● Figure record extracts:
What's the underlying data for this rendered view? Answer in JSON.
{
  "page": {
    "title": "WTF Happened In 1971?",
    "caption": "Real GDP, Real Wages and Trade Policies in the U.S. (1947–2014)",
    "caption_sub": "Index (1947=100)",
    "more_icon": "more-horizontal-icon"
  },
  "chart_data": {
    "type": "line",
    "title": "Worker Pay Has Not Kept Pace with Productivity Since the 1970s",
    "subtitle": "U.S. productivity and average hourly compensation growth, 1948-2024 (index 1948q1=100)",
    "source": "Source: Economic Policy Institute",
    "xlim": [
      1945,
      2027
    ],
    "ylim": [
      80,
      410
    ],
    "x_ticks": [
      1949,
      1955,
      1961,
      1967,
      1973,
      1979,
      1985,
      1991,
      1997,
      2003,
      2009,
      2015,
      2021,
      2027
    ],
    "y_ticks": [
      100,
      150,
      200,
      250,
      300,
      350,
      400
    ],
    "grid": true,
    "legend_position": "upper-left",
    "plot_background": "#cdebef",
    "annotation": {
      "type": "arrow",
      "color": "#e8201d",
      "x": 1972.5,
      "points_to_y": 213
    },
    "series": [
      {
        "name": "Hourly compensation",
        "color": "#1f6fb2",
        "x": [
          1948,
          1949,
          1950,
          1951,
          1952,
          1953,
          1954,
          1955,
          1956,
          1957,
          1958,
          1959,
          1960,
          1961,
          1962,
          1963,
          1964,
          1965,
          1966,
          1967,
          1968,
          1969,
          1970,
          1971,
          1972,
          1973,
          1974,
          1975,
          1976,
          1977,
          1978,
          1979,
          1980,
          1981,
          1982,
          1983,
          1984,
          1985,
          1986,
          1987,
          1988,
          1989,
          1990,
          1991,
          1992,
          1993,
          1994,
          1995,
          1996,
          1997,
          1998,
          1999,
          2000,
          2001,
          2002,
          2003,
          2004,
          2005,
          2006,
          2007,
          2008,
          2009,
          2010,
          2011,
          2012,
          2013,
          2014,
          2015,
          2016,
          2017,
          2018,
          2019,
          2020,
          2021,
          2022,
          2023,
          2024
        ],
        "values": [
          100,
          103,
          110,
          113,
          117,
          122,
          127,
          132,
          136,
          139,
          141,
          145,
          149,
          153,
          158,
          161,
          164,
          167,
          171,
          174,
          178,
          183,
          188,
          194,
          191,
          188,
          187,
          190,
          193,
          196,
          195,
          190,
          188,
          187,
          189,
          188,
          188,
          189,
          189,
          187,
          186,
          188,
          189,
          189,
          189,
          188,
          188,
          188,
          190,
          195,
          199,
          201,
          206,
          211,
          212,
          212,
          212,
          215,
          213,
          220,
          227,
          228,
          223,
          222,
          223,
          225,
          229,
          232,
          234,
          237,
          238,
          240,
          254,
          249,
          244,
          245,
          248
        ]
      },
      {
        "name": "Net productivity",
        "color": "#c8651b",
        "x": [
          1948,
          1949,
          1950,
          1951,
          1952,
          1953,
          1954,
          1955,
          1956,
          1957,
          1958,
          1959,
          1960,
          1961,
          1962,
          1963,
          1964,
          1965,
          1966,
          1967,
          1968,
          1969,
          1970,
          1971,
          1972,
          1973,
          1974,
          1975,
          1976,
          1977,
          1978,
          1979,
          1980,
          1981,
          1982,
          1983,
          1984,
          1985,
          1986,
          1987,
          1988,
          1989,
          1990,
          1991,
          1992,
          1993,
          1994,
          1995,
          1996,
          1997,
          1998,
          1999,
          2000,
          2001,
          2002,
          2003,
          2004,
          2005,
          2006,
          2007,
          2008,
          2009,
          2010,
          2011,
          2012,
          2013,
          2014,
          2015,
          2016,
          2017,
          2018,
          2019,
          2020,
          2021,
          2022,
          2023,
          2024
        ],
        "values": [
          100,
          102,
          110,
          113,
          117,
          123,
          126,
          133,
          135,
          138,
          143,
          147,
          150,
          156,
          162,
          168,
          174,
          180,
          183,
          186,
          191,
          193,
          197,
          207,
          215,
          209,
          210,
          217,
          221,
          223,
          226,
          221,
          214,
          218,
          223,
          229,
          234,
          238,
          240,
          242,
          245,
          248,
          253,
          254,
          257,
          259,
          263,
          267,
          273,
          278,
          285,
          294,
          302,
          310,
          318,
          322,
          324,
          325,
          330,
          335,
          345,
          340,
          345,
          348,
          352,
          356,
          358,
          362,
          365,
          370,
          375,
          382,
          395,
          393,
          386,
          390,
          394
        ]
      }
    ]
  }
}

● AIM OF THE TASK:
Faithfully copy every entry, leaving nothing out.

● EXERCISE OUTPUT:
What's the underlying data for this rendered view? Answer in JSON.
{
  "page": {
    "title": "WTF Happened In 1971?",
    "caption": "Real GDP, Real Wages and Trade Policies in the U.S. (1947–2014)",
    "caption_sub": "Index (1947=100)",
    "more_icon": "more-horizontal-icon"
  },
  "chart_data": {
    "type": "line",
    "title": "Worker Pay Has Not Kept Pace with Productivity Since the 1970s",
    "subtitle": "U.S. productivity and average hourly compensation growth, 1948-2024 (index 1948q1=100)",
    "source": "Source: Economic Policy Institute",
    "xlim": [
      1945,
      2027
    ],
    "ylim": [
      80,
      410
    ],
    "x_ticks": [
      1949,
      1955,
      1961,
      1967,
      1973,
      1979,
      1985,
      1991,
      1997,
      2003,
      2009,
      2015,
      2021,
      2027
    ],
    "y_ticks": [
      100,
      150,
      200,
      250,
      300,
      350,
      400
    ],
    "grid": true,
    "legend_position": "upper-left",
    "plot_background": "#cdebef",
    "annotation": {
      "type": "arrow",
      "color": "#e8201d",
      "x": 1972.5,
      "points_to_y": 213
    },
    "series": [
      {
        "name": "Hourly compensation",
        "color": "#1f6fb2",
        "x": [
          1948,
          1949,
          1950,
          1951,
          1952,
          1953,
          1954,
          1955,
          1956,
          1957,
          1958,
          1959,
          1960,
          1961,
          1962,
          1963,
          1964,
          1965,
          1966,
          1967,
          1968,
          1969,
          1970,
          1971,
          1972,
          1973,
          1974,
          1975,
          1976,
          1977,
          1978,
          1979,
          1980,
          1981,
          1982,
          1983,
          1984,
          1985,
          1986,
          1987,
          1988,
          1989,
          1990,
          1991,
          1992,
          1993,
          1994,
          1995,
          1996,
          1997,
          1998,
          1999,
          2000,
          2001,
          2002,
          2003,
          2004,
          2005,
          2006,
          2007,
          2008,
          2009,
          2010,
          2011,
          2012,
          2013,
          2014,
          2015,
          2016,
          2017,
          2018,
          2019,
          2020,
          2021,
          2022,
          2023,
          2024
        ],
        "values": [
          100,
          103,
          110,
          113,
          117,
          122,
          127,
          132,
          136,
          139,
          141,
          145,
          149,
          153,
          158,
          161,
          164,
          167,
          171,
          174,
          178,
          183,
          188,
          194,
          191,
          188,
          187,
          190,
          193,
          196,
          195,
          190,
          188,
          187,
          189,
          188,
          188,
          189,
          189,
          187,
          186,
          188,
          189,
          189,
          189,
          188,
          188,
          188,
          190,
          195,
          199,
          201,
          206,
          211,
          212,
          212,
          212,
          215,
          213,
          220,
          227,
          228,
          223,
          222,
          223,
          225,
          229,
          232,
          234,
          237,
          238,
          240,
          254,
          249,
          244,
          245,
          248
        ]
      },
      {
        "name": "Net productivity",
        "color": "#c8651b",
        "x": [
          1948,
          1949,
          1950,
          1951,
          1952,
          1953,
          1954,
          1955,
          1956,
          1957,
          1958,
          1959,
          1960,
          1961,
          1962,
          1963,
          1964,
          1965,
          1966,
          1967,
          1968,
          1969,
          1970,
          1971,
          1972,
          1973,
          1974,
          1975,
          1976,
          1977,
          1978,
          1979,
          1980,
          1981,
          1982,
          1983,
          1984,
          1985,
          1986,
          1987,
          1988,
          1989,
          1990,
          1991,
          1992,
          1993,
          1994,
          1995,
          1996,
          1997,
          1998,
          1999,
          2000,
          2001,
          2002,
          2003,
          2004,
          2005,
          2006,
          2007,
          2008,
          2009,
          2010,
          2011,
          2012,
          2013,
          2014,
          2015,
          2016,
          2017,
          2018,
          2019,
          2020,
          2021,
          2022,
          2023,
          2024
        ],
        "values": [
          100,
          102,
          110,
          113,
          117,
          123,
          126,
          133,
          135,
          138,
          143,
          147,
          150,
          156,
          162,
          168,
          174,
          180,
          183,
          186,
          191,
          193,
          197,
          207,
          215,
          209,
          210,
          217,
          221,
          223,
          226,
          221,
          214,
          218,
          223,
          229,
          234,
          238,
          240,
          242,
          245,
          248,
          253,
          254,
          257,
          259,
          263,
          267,
          273,
          278,
          285,
          294,
          302,
          310,
          318,
          322,
          324,
          325,
          330,
          335,
          345,
          340,
          345,
          348,
          352,
          356,
          358,
          362,
          365,
          370,
          375,
          382,
          395,
          393,
          386,
          390,
          394
        ]
      }
    ]
  }
}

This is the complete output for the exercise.